_Set exercise:_ Copy out the rows below, swapping every "staticText" for "textLabel" and keeping everything else the same.

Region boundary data
......

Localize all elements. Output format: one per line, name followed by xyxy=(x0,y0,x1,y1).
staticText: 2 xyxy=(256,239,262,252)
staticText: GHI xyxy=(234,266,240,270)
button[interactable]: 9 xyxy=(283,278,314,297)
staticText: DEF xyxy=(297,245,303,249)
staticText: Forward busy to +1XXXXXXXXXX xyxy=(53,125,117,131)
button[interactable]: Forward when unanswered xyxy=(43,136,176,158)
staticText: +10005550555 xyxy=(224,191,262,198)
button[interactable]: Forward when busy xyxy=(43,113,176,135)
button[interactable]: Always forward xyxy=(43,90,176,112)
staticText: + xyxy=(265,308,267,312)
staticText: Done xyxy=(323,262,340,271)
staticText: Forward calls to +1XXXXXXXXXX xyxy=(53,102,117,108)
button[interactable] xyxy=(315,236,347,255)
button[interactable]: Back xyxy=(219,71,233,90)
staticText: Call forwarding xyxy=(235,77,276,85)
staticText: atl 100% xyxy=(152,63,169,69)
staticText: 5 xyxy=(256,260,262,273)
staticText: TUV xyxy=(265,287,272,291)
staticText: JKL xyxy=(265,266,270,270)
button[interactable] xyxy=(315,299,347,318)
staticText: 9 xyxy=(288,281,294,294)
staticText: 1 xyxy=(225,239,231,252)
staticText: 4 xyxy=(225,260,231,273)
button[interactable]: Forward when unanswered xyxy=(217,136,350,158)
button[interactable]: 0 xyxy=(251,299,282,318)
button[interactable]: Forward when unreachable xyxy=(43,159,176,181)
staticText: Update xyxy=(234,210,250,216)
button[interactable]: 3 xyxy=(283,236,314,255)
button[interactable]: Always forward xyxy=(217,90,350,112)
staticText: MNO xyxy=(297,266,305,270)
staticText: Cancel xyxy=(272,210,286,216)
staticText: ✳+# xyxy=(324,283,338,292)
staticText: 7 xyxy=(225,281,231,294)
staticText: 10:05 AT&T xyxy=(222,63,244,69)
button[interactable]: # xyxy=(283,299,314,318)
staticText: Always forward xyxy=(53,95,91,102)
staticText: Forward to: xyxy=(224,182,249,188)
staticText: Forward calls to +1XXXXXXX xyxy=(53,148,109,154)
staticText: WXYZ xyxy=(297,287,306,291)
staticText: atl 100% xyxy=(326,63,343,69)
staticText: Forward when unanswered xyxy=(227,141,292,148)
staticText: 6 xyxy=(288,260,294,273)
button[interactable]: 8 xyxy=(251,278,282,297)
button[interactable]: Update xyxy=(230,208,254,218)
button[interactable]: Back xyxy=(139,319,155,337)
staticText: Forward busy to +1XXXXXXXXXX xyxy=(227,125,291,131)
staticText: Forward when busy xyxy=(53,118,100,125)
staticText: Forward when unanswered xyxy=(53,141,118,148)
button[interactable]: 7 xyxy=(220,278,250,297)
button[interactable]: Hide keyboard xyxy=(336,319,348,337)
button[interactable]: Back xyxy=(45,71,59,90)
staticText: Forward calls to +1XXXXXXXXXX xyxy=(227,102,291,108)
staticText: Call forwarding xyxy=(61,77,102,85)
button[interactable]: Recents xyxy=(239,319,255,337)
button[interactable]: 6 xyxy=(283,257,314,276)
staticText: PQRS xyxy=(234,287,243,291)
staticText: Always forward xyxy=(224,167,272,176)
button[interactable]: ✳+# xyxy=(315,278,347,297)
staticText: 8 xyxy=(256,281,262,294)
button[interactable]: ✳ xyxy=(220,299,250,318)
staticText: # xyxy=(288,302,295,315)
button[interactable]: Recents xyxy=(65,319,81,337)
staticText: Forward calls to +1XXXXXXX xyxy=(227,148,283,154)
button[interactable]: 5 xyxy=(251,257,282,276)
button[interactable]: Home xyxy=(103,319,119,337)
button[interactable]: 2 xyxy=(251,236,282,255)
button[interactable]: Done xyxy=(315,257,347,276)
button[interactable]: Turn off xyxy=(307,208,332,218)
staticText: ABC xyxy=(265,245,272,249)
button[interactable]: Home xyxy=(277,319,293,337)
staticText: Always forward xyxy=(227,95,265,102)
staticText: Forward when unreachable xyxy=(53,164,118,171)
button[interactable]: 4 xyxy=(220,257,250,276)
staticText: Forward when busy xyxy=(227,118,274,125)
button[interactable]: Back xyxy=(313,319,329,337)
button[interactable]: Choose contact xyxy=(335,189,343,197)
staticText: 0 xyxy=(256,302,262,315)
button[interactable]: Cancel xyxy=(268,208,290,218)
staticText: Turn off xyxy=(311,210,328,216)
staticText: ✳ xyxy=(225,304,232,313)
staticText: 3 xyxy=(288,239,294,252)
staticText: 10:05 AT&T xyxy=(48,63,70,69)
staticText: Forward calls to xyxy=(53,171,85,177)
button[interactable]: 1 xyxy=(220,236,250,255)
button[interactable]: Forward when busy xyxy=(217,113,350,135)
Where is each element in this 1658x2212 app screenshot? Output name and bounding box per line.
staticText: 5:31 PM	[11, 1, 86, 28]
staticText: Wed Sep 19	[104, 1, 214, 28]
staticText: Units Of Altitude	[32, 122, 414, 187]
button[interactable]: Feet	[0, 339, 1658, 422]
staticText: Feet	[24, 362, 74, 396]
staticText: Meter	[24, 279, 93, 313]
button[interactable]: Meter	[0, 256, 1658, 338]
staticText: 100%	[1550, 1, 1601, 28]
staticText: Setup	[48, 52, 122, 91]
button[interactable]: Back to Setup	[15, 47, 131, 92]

......

_Result for this exercise:_
Localize all elements. Output format: one per line, name followed by xyxy=(x0,y0,x1,y1).
textLabel: 2 xyxy=(256,239,262,252)
textLabel: GHI xyxy=(234,266,240,270)
button[interactable]: 9 xyxy=(283,278,314,297)
textLabel: DEF xyxy=(297,245,303,249)
textLabel: Forward busy to +1XXXXXXXXXX xyxy=(53,125,117,131)
button[interactable]: Forward when unanswered xyxy=(43,136,176,158)
textLabel: +10005550555 xyxy=(224,191,262,198)
button[interactable]: Forward when busy xyxy=(43,113,176,135)
button[interactable]: Always forward xyxy=(43,90,176,112)
textLabel: + xyxy=(265,308,267,312)
textLabel: Done xyxy=(323,262,340,271)
textLabel: Forward calls to +1XXXXXXXXXX xyxy=(53,102,117,108)
button[interactable] xyxy=(315,236,347,255)
button[interactable]: Back xyxy=(219,71,233,90)
textLabel: Call forwarding xyxy=(235,77,276,85)
textLabel: atl 100% xyxy=(152,63,169,69)
textLabel: 5 xyxy=(256,260,262,273)
textLabel: TUV xyxy=(265,287,272,291)
textLabel: JKL xyxy=(265,266,270,270)
button[interactable] xyxy=(315,299,347,318)
textLabel: 9 xyxy=(288,281,294,294)
textLabel: 1 xyxy=(225,239,231,252)
textLabel: 4 xyxy=(225,260,231,273)
button[interactable]: Forward when unanswered xyxy=(217,136,350,158)
button[interactable]: 0 xyxy=(251,299,282,318)
button[interactable]: Forward when unreachable xyxy=(43,159,176,181)
textLabel: Update xyxy=(234,210,250,216)
button[interactable]: 3 xyxy=(283,236,314,255)
button[interactable]: Always forward xyxy=(217,90,350,112)
textLabel: MNO xyxy=(297,266,305,270)
textLabel: Cancel xyxy=(272,210,286,216)
textLabel: ✳+# xyxy=(324,283,338,292)
textLabel: 7 xyxy=(225,281,231,294)
textLabel: 10:05 AT&T xyxy=(222,63,244,69)
button[interactable]: # xyxy=(283,299,314,318)
textLabel: Always forward xyxy=(53,95,91,102)
textLabel: Forward to: xyxy=(224,182,249,188)
textLabel: Forward calls to +1XXXXXXX xyxy=(53,148,109,154)
textLabel: WXYZ xyxy=(297,287,306,291)
textLabel: atl 100% xyxy=(326,63,343,69)
textLabel: Forward when unanswered xyxy=(227,141,292,148)
textLabel: 6 xyxy=(288,260,294,273)
button[interactable]: 8 xyxy=(251,278,282,297)
button[interactable]: Update xyxy=(230,208,254,218)
button[interactable]: Back xyxy=(139,319,155,337)
textLabel: Forward busy to +1XXXXXXXXXX xyxy=(227,125,291,131)
textLabel: Forward when busy xyxy=(53,118,100,125)
textLabel: Forward when unanswered xyxy=(53,141,118,148)
button[interactable]: 7 xyxy=(220,278,250,297)
button[interactable]: Hide keyboard xyxy=(336,319,348,337)
button[interactable]: Back xyxy=(45,71,59,90)
textLabel: Forward calls to +1XXXXXXXXXX xyxy=(227,102,291,108)
textLabel: Call forwarding xyxy=(61,77,102,85)
button[interactable]: Recents xyxy=(239,319,255,337)
button[interactable]: 6 xyxy=(283,257,314,276)
textLabel: PQRS xyxy=(234,287,243,291)
textLabel: Always forward xyxy=(224,167,272,176)
button[interactable]: ✳+# xyxy=(315,278,347,297)
textLabel: 8 xyxy=(256,281,262,294)
button[interactable]: ✳ xyxy=(220,299,250,318)
textLabel: # xyxy=(288,302,295,315)
button[interactable]: Recents xyxy=(65,319,81,337)
textLabel: Forward calls to +1XXXXXXX xyxy=(227,148,283,154)
button[interactable]: 5 xyxy=(251,257,282,276)
button[interactable]: Home xyxy=(103,319,119,337)
button[interactable]: 2 xyxy=(251,236,282,255)
button[interactable]: Done xyxy=(315,257,347,276)
button[interactable]: Turn off xyxy=(307,208,332,218)
textLabel: ABC xyxy=(265,245,272,249)
button[interactable]: Home xyxy=(277,319,293,337)
textLabel: Always forward xyxy=(227,95,265,102)
textLabel: Forward when unreachable xyxy=(53,164,118,171)
button[interactable]: 4 xyxy=(220,257,250,276)
textLabel: Forward when busy xyxy=(227,118,274,125)
button[interactable]: Back xyxy=(313,319,329,337)
button[interactable]: Choose contact xyxy=(335,189,343,197)
textLabel: 0 xyxy=(256,302,262,315)
button[interactable]: Cancel xyxy=(268,208,290,218)
textLabel: Turn off xyxy=(311,210,328,216)
textLabel: ✳ xyxy=(225,304,232,313)
textLabel: 3 xyxy=(288,239,294,252)
textLabel: 10:05 AT&T xyxy=(48,63,70,69)
textLabel: Forward calls to xyxy=(53,171,85,177)
button[interactable]: 1 xyxy=(220,236,250,255)
button[interactable]: Forward when busy xyxy=(217,113,350,135)
Where is each element in this 1658x2212 app screenshot? Output name and bounding box per line.
textLabel: 5:31 PM	[11, 1, 86, 28]
textLabel: Wed Sep 19	[104, 1, 214, 28]
textLabel: Units Of Altitude	[32, 122, 414, 187]
button[interactable]: Feet	[0, 339, 1658, 422]
textLabel: Feet	[24, 362, 74, 396]
textLabel: Meter	[24, 279, 93, 313]
button[interactable]: Meter	[0, 256, 1658, 338]
textLabel: 100%	[1550, 1, 1601, 28]
textLabel: Setup	[48, 52, 122, 91]
button[interactable]: Back to Setup	[15, 47, 131, 92]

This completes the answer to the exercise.